Figure data in JSON:
==============================

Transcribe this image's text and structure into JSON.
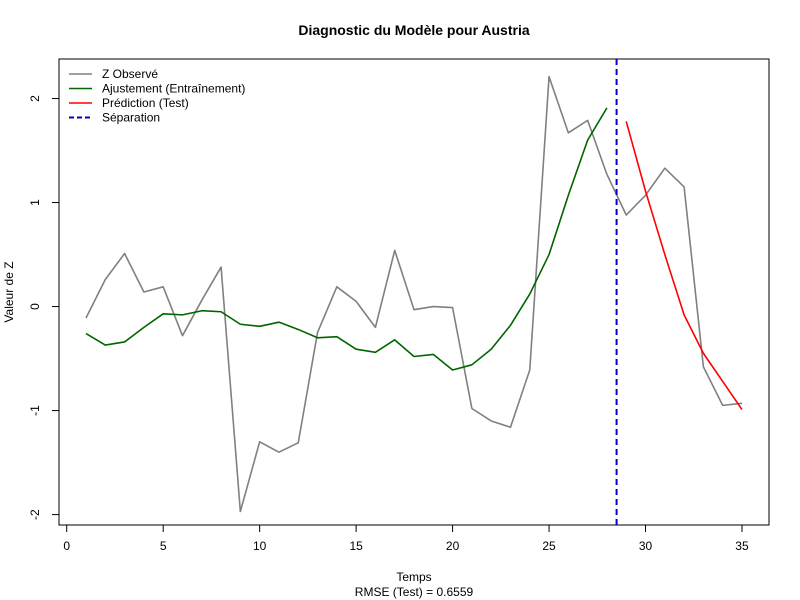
{
  "chart_data": {
    "type": "line",
    "title": "Diagnostic du Modèle pour Austria",
    "xlabel": "Temps",
    "xlabel_sub": "RMSE (Test) = 0.6559",
    "ylabel": "Valeur de Z",
    "xlim": [
      -0.4,
      36.4
    ],
    "ylim": [
      -2.1,
      2.38
    ],
    "xticks": [
      0,
      5,
      10,
      15,
      20,
      25,
      30,
      35
    ],
    "yticks": [
      -2,
      -1,
      0,
      1,
      2
    ],
    "legend_position": "top-left",
    "grid": false,
    "separator_x": 28.5,
    "series": [
      {
        "name": "Z Observé",
        "color": "#808080",
        "style": "solid",
        "x": [
          1,
          2,
          3,
          4,
          5,
          6,
          7,
          8,
          9,
          10,
          11,
          12,
          13,
          14,
          15,
          16,
          17,
          18,
          19,
          20,
          21,
          22,
          23,
          24,
          25,
          26,
          27,
          28,
          29,
          30,
          31,
          32,
          33,
          34,
          35
        ],
        "y": [
          -0.11,
          0.26,
          0.51,
          0.14,
          0.19,
          -0.28,
          0.06,
          0.38,
          -1.97,
          -1.3,
          -1.4,
          -1.31,
          -0.25,
          0.19,
          0.05,
          -0.2,
          0.54,
          -0.03,
          0.0,
          -0.01,
          -0.98,
          -1.1,
          -1.16,
          -0.61,
          2.21,
          1.67,
          1.79,
          1.27,
          0.88,
          1.07,
          1.33,
          1.15,
          -0.58,
          -0.95,
          -0.93
        ]
      },
      {
        "name": "Ajustement (Entraînement)",
        "color": "#006400",
        "style": "solid",
        "x": [
          1,
          2,
          3,
          4,
          5,
          6,
          7,
          8,
          9,
          10,
          11,
          12,
          13,
          14,
          15,
          16,
          17,
          18,
          19,
          20,
          21,
          22,
          23,
          24,
          25,
          26,
          27,
          28
        ],
        "y": [
          -0.26,
          -0.37,
          -0.34,
          -0.2,
          -0.07,
          -0.08,
          -0.04,
          -0.05,
          -0.17,
          -0.19,
          -0.15,
          -0.22,
          -0.3,
          -0.29,
          -0.41,
          -0.44,
          -0.32,
          -0.48,
          -0.46,
          -0.61,
          -0.56,
          -0.41,
          -0.18,
          0.12,
          0.5,
          1.07,
          1.6,
          1.91
        ]
      },
      {
        "name": "Prédiction (Test)",
        "color": "#ff0000",
        "style": "solid",
        "x": [
          29,
          30,
          31,
          32,
          33,
          34,
          35
        ],
        "y": [
          1.78,
          1.11,
          0.5,
          -0.08,
          -0.45,
          -0.72,
          -0.99
        ]
      }
    ],
    "separator": {
      "name": "Séparation",
      "color": "#0000cd",
      "style": "dashed"
    }
  }
}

==============================

Select the lines that carry the string "Test" and copy them.

§ **Worked answer**:
    "xlabel_sub": "RMSE (Test) = 0.6559",
        "name": "Prédiction (Test)",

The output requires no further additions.